Transcribe the lines of the material verbatim, starting at the line containing "guests-label: 8 Guests [690,429,851,474]" and ending at the line containing "left-gutter [0,0,28,720]", both included.

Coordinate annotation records
□ □ □ □ □ □ □

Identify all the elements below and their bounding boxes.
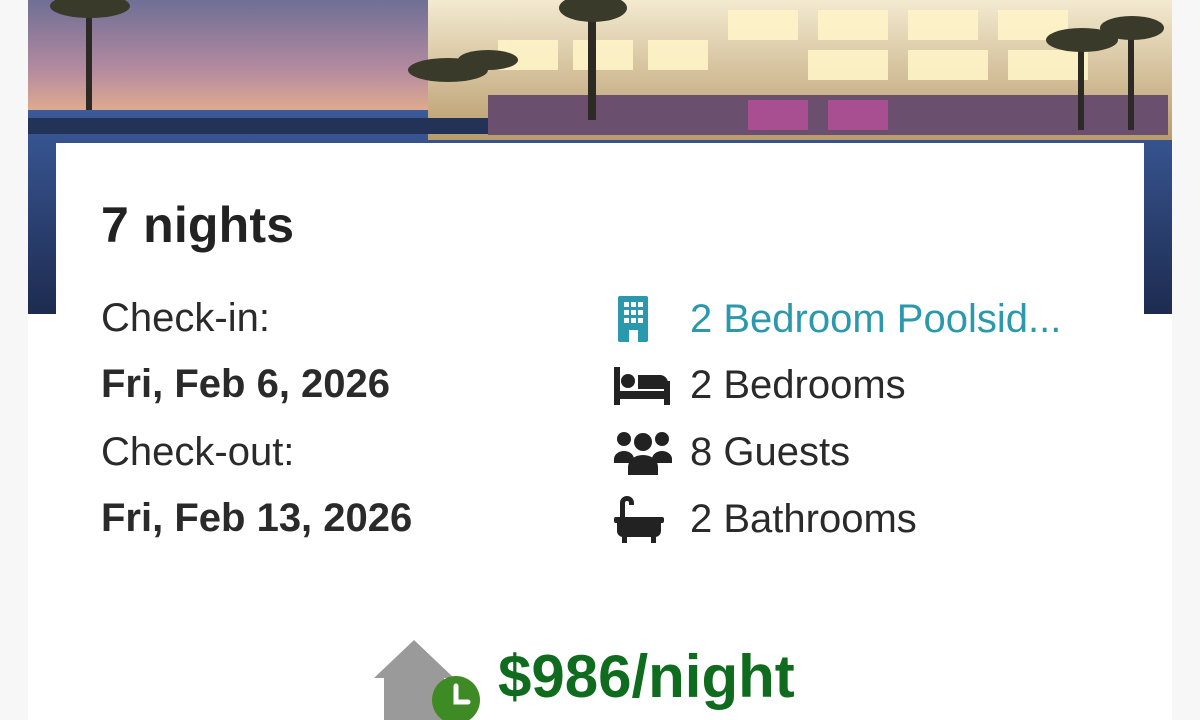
guests-label: 8 Guests [690,429,851,474]
unit-type-label: 2 Bedroom Poolsid... [690,296,1062,341]
bathrooms-label: 2 Bathrooms [690,496,917,541]
nights-count: 7 nights [101,197,295,253]
guests-item: 8 Guests [614,425,850,479]
price-row: $986/night [370,636,795,720]
guests-icon [614,425,674,479]
bathtub-icon [614,492,674,546]
checkin-date: Fri, Feb 6, 2026 [101,362,391,406]
house-clock-icon [370,636,482,720]
nightly-price: $986/night [498,643,795,710]
checkin-label: Check-in: [101,296,270,340]
bedrooms-label: 2 Bedrooms [690,362,906,407]
checkout-date: Fri, Feb 13, 2026 [101,496,413,540]
right-gutter [1172,0,1200,720]
checkout-label: Check-out: [101,430,295,474]
building-icon [614,292,674,346]
listing-page: 7 nights Check-in: Fri, Feb 6, 2026 Chec… [0,0,1200,720]
bed-icon [614,358,674,412]
unit-type-link[interactable]: 2 Bedroom Poolsid... [614,292,1061,346]
bathrooms-item: 2 Bathrooms [614,492,917,546]
bedrooms-item: 2 Bedrooms [614,358,906,412]
left-gutter [0,0,28,720]
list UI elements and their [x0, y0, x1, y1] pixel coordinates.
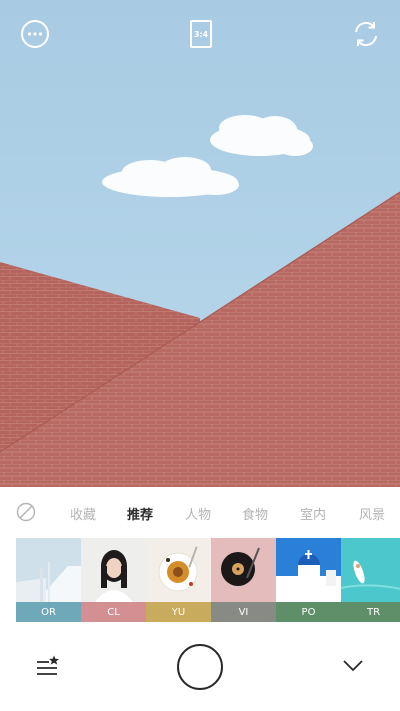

□ □ □ □ □ □ □

In response:
guests-label: 8 Guests [690,429,851,474]
unit-type-label: 2 Bedroom Poolsid... [690,296,1062,341]
bathrooms-label: 2 Bathrooms [690,496,917,541]
nights-count: 7 nights [101,197,295,253]
guests-item: 8 Guests [614,425,850,479]
price-row: $986/night [370,636,795,720]
guests-icon [614,425,674,479]
bathtub-icon [614,492,674,546]
checkin-date: Fri, Feb 6, 2026 [101,362,391,406]
house-clock-icon [370,636,482,720]
nightly-price: $986/night [498,643,795,710]
checkin-label: Check-in: [101,296,270,340]
bedrooms-label: 2 Bedrooms [690,362,906,407]
checkout-date: Fri, Feb 13, 2026 [101,496,413,540]
right-gutter [1172,0,1200,720]
checkout-label: Check-out: [101,430,295,474]
building-icon [614,292,674,346]
listing-page: 7 nights Check-in: Fri, Feb 6, 2026 Chec… [0,0,1200,720]
bed-icon [614,358,674,412]
unit-type-link[interactable]: 2 Bedroom Poolsid... [614,292,1061,346]
bathrooms-item: 2 Bathrooms [614,492,917,546]
bedrooms-item: 2 Bedrooms [614,358,906,412]
left-gutter [0,0,28,720]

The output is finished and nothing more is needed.